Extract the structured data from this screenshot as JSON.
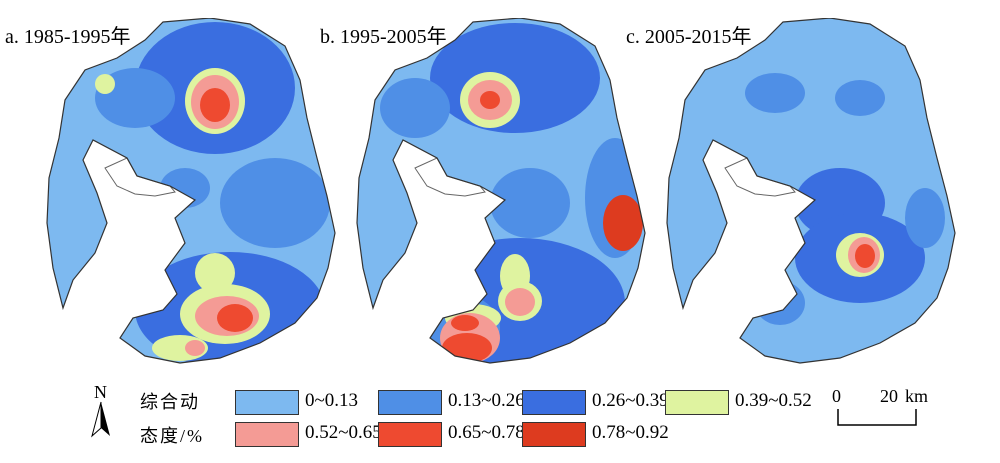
{
  "panels": [
    {
      "label": "a. 1985-1995年"
    },
    {
      "label": "b. 1995-2005年"
    },
    {
      "label": "c. 2005-2015年"
    }
  ],
  "legend": {
    "title_line1": "综合动",
    "title_line2": "态度/%",
    "classes": [
      {
        "range": "0~0.13",
        "color": "#7db9f0"
      },
      {
        "range": "0.13~0.26",
        "color": "#4f8fe6"
      },
      {
        "range": "0.26~0.39",
        "color": "#3a6ee0"
      },
      {
        "range": "0.39~0.52",
        "color": "#dff3a0"
      },
      {
        "range": "0.52~0.65",
        "color": "#f49b95"
      },
      {
        "range": "0.65~0.78",
        "color": "#ee4a30"
      },
      {
        "range": "0.78~0.92",
        "color": "#dd3b1f"
      }
    ]
  },
  "north_arrow": {
    "label": "N"
  },
  "scale_bar": {
    "start": "0",
    "end": "20",
    "unit": "km"
  }
}
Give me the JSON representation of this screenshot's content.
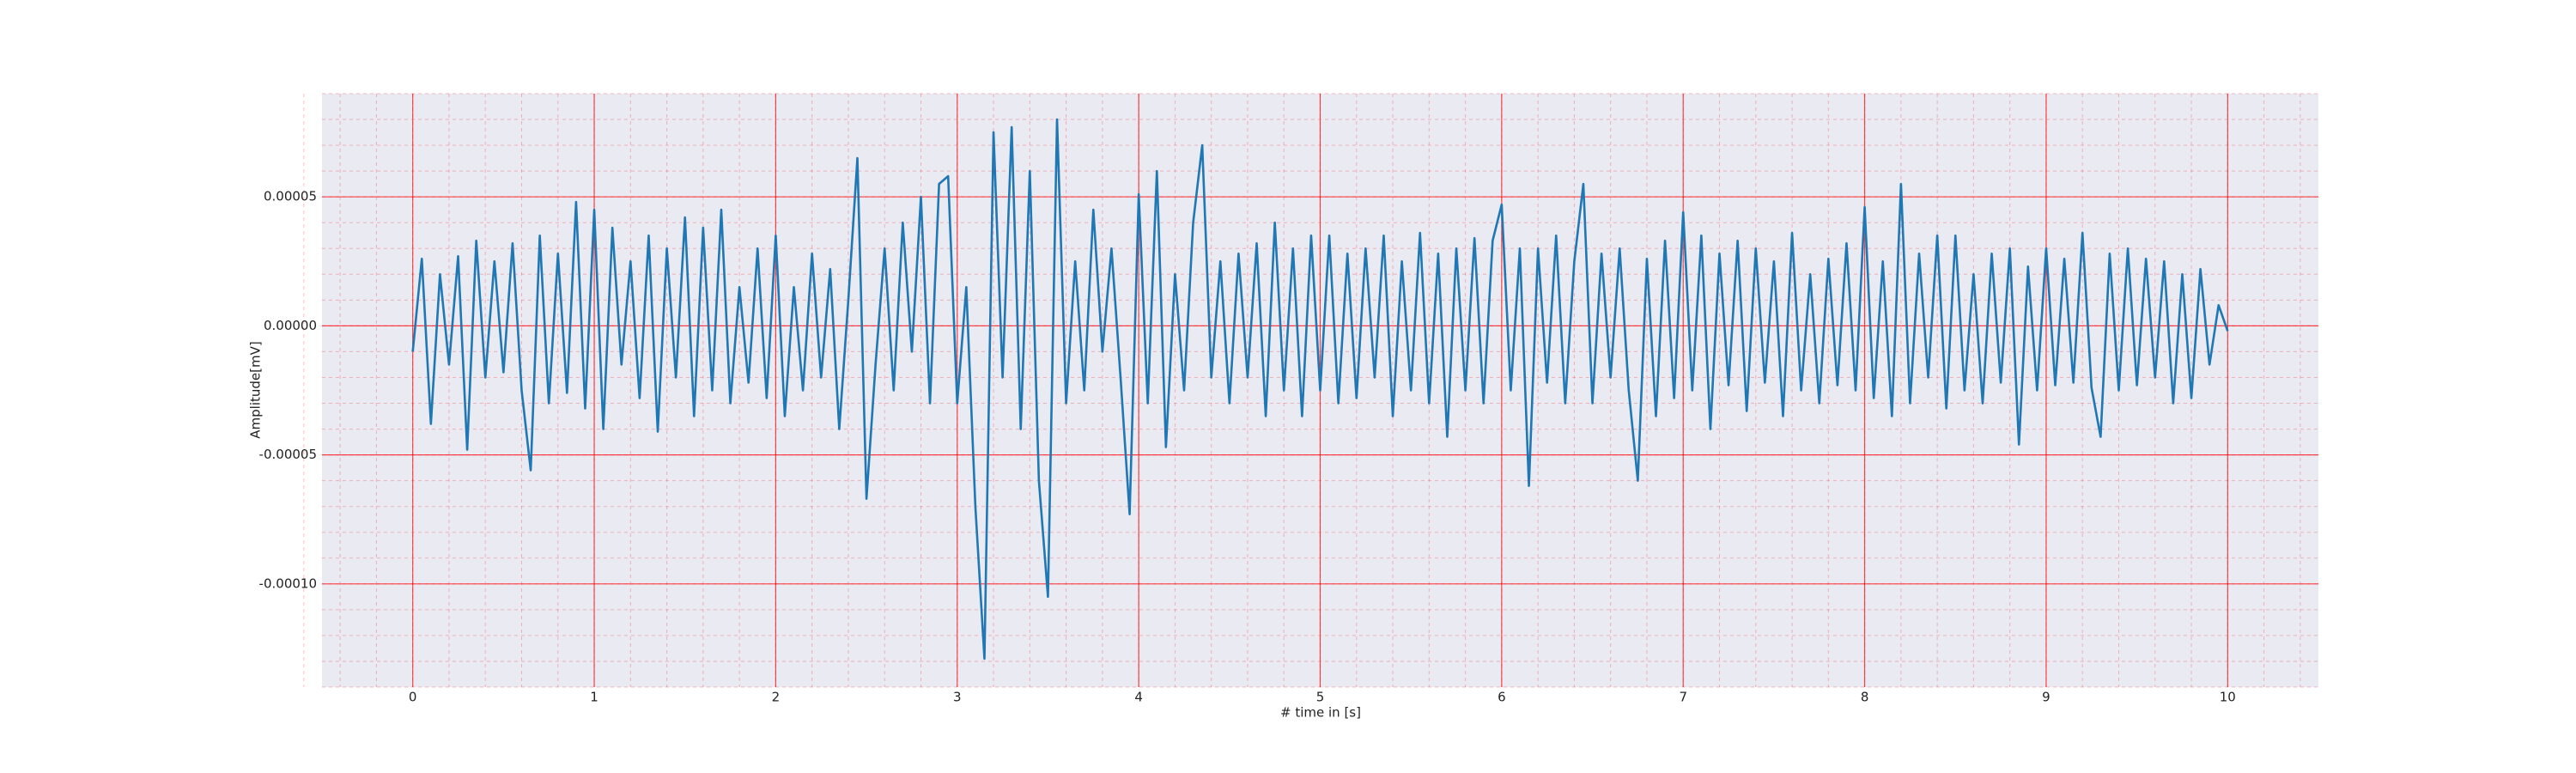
◇ ◇ ◇ ◇
§ What to produce: Reproduce the whole listing exactly, but not the images in it.

§ Completed task:
Extract the structured data from this screenshot as JSON.
{
  "panels": [
    {
      "label": "a. 1985-1995年"
    },
    {
      "label": "b. 1995-2005年"
    },
    {
      "label": "c. 2005-2015年"
    }
  ],
  "legend": {
    "title_line1": "综合动",
    "title_line2": "态度/%",
    "classes": [
      {
        "range": "0~0.13",
        "color": "#7db9f0"
      },
      {
        "range": "0.13~0.26",
        "color": "#4f8fe6"
      },
      {
        "range": "0.26~0.39",
        "color": "#3a6ee0"
      },
      {
        "range": "0.39~0.52",
        "color": "#dff3a0"
      },
      {
        "range": "0.52~0.65",
        "color": "#f49b95"
      },
      {
        "range": "0.65~0.78",
        "color": "#ee4a30"
      },
      {
        "range": "0.78~0.92",
        "color": "#dd3b1f"
      }
    ]
  },
  "north_arrow": {
    "label": "N"
  },
  "scale_bar": {
    "start": "0",
    "end": "20",
    "unit": "km"
  }
}
Give me the JSON representation of this screenshot's content.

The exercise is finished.